- **PROBLEM DESCRIPTION**: Using the data below, copy each line that includes the word "content".

>> Begin

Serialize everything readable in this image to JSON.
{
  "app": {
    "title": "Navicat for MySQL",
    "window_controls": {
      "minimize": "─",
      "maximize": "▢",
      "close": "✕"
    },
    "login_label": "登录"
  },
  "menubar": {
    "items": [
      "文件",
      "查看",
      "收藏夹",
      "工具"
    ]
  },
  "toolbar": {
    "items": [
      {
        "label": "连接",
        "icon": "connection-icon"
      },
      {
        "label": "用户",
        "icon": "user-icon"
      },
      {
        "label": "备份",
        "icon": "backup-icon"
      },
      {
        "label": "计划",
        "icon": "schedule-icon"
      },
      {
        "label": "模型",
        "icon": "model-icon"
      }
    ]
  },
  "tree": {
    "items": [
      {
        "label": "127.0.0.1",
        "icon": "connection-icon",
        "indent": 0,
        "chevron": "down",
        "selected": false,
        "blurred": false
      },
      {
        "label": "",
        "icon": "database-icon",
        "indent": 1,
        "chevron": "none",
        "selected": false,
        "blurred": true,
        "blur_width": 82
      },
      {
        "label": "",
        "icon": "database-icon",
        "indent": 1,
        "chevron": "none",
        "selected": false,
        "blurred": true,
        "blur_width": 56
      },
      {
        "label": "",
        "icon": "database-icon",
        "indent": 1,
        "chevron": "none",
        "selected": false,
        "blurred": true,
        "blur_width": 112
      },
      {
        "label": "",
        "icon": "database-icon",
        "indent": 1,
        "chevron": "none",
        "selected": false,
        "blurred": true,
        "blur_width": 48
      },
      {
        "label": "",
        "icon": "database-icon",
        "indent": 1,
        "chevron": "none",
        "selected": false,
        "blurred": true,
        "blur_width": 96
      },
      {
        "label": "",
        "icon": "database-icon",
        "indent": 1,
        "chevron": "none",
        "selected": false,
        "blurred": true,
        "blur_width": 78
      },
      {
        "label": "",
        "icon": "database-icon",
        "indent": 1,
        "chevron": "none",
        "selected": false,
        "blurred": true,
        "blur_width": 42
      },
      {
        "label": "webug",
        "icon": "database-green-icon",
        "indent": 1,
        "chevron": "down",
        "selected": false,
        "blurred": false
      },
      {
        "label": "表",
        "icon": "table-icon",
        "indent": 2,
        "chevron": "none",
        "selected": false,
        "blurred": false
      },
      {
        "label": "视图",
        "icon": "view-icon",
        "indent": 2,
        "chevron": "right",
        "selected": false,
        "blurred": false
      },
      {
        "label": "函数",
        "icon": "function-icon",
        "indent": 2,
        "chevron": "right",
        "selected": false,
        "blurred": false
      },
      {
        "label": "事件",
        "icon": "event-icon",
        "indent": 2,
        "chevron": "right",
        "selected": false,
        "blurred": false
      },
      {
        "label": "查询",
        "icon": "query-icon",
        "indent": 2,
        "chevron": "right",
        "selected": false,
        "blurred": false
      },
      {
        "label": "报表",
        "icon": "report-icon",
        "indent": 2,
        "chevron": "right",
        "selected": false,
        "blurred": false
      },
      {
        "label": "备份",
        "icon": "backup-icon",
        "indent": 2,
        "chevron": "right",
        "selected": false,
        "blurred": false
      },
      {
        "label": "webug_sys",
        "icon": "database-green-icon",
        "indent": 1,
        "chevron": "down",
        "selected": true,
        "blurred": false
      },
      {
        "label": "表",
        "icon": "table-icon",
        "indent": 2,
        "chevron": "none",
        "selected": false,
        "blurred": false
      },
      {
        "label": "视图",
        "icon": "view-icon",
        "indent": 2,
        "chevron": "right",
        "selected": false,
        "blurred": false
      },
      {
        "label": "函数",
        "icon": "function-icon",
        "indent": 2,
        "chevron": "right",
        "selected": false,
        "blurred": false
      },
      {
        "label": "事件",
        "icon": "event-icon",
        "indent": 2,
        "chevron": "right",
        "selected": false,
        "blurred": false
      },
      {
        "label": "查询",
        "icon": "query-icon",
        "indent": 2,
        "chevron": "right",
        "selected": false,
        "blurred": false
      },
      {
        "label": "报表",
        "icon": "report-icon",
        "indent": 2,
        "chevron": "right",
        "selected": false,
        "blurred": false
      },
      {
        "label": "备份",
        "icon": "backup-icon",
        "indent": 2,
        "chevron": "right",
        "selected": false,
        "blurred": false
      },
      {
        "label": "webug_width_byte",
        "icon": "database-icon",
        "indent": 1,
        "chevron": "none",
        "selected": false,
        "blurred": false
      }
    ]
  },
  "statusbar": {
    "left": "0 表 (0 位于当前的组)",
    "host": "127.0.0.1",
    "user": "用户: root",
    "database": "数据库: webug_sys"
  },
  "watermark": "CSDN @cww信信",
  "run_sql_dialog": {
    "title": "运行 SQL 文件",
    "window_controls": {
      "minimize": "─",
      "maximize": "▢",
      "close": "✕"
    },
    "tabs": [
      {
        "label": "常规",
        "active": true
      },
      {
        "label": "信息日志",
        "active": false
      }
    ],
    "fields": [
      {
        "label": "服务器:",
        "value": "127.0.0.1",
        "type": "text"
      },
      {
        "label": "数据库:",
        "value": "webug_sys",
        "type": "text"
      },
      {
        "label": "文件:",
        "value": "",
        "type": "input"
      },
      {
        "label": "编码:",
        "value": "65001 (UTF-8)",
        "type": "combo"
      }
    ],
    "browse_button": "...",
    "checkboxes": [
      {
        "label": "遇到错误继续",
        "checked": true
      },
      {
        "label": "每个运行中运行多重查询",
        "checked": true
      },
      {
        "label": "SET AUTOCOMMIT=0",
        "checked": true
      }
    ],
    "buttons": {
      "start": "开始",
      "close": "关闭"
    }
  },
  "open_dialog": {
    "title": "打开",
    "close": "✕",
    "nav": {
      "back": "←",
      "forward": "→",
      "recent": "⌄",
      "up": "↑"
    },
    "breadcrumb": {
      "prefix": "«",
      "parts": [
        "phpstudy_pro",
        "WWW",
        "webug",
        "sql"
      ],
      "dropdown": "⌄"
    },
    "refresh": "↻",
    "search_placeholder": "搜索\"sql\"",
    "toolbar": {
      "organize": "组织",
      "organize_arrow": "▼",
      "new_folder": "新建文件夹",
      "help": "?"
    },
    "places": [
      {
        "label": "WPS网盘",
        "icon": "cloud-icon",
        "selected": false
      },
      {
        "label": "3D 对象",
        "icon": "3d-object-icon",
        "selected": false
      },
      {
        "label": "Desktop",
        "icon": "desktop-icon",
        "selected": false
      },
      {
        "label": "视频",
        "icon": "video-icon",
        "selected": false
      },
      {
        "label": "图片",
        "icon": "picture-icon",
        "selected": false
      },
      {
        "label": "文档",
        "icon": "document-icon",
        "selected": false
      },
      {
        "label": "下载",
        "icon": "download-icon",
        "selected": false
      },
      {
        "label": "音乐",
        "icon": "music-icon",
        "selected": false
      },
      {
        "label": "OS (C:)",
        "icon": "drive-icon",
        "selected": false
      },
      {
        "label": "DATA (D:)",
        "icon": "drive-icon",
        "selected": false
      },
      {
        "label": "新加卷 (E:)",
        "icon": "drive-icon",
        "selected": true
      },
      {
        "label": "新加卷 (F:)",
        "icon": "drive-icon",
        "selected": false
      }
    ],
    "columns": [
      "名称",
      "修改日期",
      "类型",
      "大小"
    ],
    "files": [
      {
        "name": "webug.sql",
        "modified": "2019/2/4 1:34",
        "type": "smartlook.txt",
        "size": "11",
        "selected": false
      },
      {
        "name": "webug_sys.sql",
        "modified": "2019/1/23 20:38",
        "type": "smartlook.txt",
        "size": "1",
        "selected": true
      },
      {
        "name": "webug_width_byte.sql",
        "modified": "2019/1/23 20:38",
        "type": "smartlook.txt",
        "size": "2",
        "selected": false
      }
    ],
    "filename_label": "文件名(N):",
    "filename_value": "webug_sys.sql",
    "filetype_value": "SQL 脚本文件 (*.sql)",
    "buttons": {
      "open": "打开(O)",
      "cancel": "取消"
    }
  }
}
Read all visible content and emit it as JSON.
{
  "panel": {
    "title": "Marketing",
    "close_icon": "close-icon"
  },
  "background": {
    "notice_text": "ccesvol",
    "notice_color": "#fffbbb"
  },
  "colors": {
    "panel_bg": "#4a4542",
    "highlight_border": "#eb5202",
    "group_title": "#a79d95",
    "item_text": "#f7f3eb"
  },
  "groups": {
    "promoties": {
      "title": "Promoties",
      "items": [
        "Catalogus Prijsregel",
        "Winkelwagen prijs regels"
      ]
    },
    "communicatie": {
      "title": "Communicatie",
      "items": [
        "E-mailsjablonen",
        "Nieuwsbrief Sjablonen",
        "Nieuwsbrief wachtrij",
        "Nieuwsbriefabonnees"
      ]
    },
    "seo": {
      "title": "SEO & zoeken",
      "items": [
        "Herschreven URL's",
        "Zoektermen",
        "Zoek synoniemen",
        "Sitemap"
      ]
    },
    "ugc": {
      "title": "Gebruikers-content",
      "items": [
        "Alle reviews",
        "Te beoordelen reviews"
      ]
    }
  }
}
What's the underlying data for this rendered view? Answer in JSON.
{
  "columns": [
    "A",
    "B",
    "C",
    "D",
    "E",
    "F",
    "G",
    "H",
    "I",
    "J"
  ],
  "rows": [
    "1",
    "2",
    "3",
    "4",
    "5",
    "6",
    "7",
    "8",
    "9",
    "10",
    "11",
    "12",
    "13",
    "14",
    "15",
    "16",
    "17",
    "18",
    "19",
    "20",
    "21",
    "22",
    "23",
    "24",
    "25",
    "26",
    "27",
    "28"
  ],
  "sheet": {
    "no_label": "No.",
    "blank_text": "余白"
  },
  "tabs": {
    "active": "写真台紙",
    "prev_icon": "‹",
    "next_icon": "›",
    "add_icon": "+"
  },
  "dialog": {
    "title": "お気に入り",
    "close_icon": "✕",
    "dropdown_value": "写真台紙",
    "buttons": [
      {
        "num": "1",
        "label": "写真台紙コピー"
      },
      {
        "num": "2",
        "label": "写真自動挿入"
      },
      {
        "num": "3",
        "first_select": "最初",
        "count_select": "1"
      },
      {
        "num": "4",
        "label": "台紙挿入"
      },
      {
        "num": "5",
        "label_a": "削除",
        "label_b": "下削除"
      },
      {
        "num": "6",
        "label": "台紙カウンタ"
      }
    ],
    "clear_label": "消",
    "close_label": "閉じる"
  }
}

>> End

- **FULL SOLUTION**:
Read all visible content and emit it as JSON.
      "title": "Gebruikers-content",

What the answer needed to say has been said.